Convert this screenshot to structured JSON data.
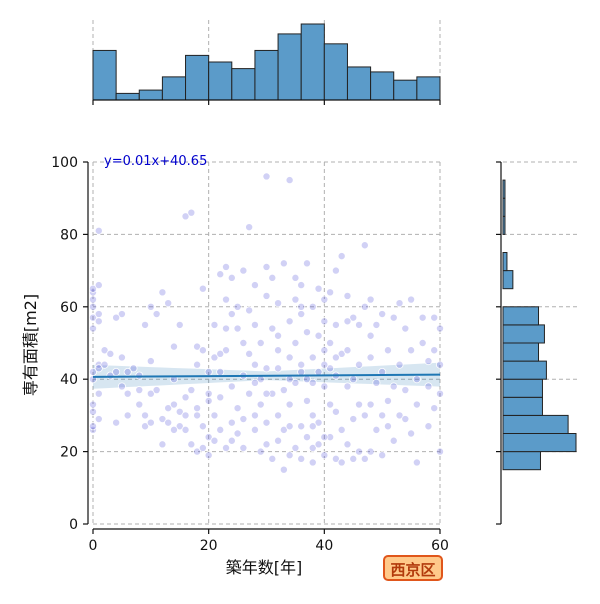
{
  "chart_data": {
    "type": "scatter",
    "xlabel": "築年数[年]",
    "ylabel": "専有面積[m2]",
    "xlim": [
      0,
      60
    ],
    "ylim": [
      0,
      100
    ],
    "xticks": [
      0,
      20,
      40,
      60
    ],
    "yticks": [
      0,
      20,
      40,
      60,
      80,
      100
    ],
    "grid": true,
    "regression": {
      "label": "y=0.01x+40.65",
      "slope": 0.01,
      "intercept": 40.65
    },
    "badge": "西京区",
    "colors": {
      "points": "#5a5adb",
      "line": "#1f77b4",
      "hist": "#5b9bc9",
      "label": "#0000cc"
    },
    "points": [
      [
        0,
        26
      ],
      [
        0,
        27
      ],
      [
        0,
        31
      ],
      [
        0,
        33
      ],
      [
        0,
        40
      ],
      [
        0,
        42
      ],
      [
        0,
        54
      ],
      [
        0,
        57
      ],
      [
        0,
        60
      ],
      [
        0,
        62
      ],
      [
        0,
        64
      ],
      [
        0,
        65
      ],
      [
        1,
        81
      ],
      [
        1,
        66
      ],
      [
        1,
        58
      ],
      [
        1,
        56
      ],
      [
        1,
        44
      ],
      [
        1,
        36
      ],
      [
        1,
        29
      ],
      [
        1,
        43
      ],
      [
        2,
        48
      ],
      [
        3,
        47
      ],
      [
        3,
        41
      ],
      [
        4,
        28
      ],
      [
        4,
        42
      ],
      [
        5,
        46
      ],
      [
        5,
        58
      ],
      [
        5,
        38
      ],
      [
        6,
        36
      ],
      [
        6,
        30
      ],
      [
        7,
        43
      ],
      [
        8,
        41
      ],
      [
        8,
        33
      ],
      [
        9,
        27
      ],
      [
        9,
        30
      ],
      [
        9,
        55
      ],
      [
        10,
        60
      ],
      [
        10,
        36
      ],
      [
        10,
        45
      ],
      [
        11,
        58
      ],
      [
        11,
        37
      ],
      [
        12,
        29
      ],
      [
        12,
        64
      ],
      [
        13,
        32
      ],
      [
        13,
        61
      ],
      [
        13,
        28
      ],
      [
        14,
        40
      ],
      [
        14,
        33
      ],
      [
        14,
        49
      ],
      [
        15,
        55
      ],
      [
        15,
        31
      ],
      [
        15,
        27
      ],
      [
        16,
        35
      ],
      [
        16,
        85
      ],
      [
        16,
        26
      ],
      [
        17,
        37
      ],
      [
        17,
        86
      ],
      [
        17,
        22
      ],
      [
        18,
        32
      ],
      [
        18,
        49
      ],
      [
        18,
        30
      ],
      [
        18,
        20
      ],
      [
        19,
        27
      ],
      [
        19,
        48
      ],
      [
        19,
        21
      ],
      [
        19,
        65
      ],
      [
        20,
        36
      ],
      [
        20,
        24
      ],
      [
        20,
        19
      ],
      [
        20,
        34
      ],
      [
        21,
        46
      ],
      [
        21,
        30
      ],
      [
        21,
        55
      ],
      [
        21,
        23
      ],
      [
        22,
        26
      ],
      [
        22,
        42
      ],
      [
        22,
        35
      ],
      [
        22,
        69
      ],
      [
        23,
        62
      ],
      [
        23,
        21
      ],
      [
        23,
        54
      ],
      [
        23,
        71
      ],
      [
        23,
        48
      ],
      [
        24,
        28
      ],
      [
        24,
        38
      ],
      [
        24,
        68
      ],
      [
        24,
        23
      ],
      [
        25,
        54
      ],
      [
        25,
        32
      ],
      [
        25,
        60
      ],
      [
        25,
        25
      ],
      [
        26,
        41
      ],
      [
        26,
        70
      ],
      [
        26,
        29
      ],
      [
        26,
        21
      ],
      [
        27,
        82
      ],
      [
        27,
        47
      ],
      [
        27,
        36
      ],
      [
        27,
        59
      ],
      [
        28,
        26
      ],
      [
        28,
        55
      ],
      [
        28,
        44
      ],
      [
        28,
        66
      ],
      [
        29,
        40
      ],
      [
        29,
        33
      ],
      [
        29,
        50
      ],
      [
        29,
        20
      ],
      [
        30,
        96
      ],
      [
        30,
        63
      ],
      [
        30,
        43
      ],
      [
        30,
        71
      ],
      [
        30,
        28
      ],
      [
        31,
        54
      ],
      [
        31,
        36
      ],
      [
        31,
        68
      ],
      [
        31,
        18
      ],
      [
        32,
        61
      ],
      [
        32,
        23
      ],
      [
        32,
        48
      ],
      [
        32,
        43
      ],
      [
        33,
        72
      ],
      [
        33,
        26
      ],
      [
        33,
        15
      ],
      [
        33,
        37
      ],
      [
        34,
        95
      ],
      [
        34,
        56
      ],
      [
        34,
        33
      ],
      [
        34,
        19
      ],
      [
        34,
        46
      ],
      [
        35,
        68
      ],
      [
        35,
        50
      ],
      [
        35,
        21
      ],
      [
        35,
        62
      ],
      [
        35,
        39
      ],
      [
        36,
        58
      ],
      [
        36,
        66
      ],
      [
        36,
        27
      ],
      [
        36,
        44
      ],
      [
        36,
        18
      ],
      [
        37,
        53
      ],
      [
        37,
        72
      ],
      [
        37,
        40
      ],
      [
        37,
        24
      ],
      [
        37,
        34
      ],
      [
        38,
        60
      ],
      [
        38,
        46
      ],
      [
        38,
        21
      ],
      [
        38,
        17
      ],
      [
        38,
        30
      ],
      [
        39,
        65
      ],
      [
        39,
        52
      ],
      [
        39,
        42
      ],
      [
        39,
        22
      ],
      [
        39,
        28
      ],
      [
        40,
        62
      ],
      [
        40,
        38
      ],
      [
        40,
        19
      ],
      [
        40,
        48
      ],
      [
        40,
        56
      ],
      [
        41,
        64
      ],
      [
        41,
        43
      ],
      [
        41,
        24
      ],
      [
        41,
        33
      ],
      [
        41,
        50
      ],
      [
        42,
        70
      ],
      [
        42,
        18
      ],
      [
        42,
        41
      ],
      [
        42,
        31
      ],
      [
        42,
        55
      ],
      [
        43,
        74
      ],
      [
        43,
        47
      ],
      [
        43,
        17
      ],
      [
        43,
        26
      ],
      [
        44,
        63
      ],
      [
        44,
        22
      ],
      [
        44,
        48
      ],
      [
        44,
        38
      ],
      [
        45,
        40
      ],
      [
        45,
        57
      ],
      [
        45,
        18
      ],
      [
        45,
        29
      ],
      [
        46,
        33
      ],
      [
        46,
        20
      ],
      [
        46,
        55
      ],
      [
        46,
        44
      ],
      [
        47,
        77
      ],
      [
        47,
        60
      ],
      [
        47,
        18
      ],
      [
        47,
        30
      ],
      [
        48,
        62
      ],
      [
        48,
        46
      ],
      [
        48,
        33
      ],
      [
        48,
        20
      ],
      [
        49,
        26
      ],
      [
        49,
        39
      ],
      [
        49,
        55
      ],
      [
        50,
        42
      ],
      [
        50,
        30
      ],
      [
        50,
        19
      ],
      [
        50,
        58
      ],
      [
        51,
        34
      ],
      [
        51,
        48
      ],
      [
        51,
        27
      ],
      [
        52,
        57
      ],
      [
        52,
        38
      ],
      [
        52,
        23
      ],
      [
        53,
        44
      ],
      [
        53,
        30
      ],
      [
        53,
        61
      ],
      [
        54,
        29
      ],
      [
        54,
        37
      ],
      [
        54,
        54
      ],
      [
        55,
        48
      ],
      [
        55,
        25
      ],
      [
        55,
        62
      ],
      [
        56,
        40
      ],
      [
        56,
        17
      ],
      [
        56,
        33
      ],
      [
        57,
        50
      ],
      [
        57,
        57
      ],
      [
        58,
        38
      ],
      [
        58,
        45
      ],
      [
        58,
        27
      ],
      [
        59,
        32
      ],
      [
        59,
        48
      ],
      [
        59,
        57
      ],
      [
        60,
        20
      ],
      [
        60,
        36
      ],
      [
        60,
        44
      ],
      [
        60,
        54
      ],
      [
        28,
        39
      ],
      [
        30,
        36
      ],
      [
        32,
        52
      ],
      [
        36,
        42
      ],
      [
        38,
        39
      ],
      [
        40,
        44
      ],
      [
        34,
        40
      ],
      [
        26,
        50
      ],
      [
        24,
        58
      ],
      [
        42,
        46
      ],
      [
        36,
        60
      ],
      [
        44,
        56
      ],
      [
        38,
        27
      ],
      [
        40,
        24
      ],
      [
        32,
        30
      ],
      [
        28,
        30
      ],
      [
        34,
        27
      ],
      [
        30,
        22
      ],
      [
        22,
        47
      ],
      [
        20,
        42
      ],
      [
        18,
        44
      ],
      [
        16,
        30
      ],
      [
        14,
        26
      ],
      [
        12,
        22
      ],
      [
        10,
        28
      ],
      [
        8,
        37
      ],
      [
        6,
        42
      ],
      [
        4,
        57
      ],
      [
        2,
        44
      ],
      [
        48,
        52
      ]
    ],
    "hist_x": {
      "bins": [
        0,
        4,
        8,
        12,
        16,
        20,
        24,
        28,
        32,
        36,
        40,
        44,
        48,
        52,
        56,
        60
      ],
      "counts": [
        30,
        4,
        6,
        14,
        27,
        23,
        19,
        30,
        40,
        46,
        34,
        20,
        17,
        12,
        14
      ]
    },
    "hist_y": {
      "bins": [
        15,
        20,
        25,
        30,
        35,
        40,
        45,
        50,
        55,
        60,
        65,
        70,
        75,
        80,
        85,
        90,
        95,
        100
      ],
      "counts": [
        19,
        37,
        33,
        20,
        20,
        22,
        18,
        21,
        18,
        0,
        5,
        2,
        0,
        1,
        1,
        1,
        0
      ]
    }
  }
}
---+---
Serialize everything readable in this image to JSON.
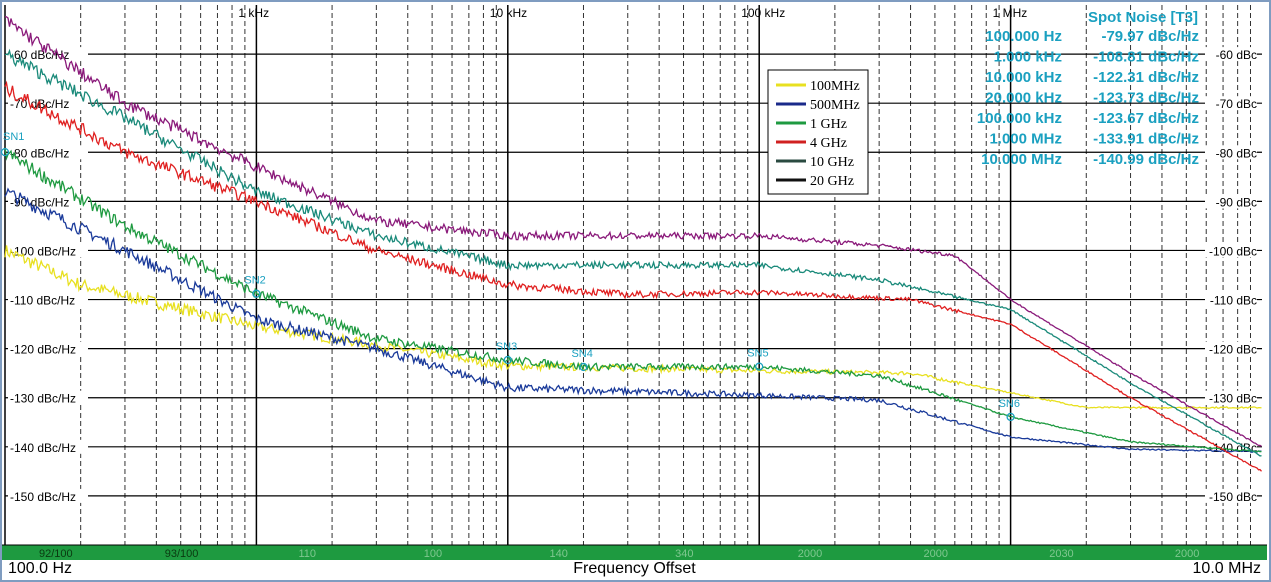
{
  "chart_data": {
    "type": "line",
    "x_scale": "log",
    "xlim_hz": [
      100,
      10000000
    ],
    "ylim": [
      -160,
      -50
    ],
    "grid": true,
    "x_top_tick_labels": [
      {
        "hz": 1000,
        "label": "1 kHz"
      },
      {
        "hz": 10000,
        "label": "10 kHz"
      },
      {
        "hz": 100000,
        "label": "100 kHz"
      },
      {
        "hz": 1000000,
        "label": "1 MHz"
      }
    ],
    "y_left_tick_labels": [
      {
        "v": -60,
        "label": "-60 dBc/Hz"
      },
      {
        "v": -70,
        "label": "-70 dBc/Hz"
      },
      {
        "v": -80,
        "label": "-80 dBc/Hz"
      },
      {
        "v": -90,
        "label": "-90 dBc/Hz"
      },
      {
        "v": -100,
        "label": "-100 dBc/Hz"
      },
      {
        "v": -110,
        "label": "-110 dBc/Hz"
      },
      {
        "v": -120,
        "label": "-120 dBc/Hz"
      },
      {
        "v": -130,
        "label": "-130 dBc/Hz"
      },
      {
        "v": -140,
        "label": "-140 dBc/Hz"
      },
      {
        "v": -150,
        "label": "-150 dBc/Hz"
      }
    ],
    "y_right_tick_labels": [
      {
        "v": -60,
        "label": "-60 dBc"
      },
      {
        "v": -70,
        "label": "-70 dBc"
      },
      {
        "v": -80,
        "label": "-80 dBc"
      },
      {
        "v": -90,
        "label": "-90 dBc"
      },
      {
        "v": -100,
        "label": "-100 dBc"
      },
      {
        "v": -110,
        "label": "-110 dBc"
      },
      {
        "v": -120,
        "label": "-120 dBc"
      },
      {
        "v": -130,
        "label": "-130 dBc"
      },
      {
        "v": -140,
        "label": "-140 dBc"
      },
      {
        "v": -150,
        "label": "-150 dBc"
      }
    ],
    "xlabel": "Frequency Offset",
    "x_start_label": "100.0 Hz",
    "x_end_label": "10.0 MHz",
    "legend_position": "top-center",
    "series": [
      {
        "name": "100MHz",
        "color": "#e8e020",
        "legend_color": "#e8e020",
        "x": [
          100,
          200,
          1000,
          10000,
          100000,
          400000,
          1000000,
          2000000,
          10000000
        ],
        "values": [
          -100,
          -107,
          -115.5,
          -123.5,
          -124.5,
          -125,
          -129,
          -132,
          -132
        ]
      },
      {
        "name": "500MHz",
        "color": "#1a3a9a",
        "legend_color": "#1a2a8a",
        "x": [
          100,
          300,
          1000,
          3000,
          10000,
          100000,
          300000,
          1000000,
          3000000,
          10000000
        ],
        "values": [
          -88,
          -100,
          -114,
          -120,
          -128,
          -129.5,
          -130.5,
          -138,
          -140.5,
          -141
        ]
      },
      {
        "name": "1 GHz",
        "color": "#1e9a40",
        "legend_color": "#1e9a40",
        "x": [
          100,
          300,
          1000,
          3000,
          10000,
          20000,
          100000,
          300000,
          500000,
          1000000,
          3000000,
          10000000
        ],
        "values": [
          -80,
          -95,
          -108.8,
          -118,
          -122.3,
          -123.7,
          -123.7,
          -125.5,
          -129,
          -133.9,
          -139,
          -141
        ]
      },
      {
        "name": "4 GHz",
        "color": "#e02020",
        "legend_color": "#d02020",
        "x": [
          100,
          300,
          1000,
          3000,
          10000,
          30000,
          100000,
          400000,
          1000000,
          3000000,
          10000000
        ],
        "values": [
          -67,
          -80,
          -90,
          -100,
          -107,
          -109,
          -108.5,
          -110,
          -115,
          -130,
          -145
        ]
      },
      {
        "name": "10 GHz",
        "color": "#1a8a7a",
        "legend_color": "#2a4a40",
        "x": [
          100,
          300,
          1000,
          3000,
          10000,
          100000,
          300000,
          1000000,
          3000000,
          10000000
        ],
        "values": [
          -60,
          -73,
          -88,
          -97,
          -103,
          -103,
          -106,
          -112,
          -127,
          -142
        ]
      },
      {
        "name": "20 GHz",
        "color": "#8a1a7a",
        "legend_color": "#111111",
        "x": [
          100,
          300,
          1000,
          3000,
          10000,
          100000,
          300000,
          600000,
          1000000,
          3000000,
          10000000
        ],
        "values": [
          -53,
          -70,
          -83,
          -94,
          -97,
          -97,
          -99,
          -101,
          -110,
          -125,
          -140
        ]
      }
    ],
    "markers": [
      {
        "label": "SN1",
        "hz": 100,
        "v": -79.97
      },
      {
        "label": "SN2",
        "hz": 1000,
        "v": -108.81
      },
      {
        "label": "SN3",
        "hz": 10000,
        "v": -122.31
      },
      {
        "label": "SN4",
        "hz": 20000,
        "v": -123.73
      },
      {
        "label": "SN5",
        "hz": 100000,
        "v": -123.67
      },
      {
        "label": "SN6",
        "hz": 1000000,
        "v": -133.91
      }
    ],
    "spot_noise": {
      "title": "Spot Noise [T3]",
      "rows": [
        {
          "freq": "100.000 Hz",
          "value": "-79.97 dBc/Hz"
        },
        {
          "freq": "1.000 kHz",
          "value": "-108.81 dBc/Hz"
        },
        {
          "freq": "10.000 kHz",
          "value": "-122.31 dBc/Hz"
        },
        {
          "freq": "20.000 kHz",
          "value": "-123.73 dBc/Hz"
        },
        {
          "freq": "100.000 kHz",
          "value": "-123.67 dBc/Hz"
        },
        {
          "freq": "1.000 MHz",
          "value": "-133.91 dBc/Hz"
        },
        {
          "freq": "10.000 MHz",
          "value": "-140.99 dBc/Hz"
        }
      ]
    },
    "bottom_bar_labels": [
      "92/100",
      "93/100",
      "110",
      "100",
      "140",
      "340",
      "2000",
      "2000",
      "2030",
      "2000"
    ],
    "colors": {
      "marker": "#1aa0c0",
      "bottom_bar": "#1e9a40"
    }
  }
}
---+---
- _What to produce_: Select and copy every line of the material that holds the string "JSON".

- _Correct result_:
Convert this screenshot to structured JSON data.
Serialize everything readable in this image to JSON.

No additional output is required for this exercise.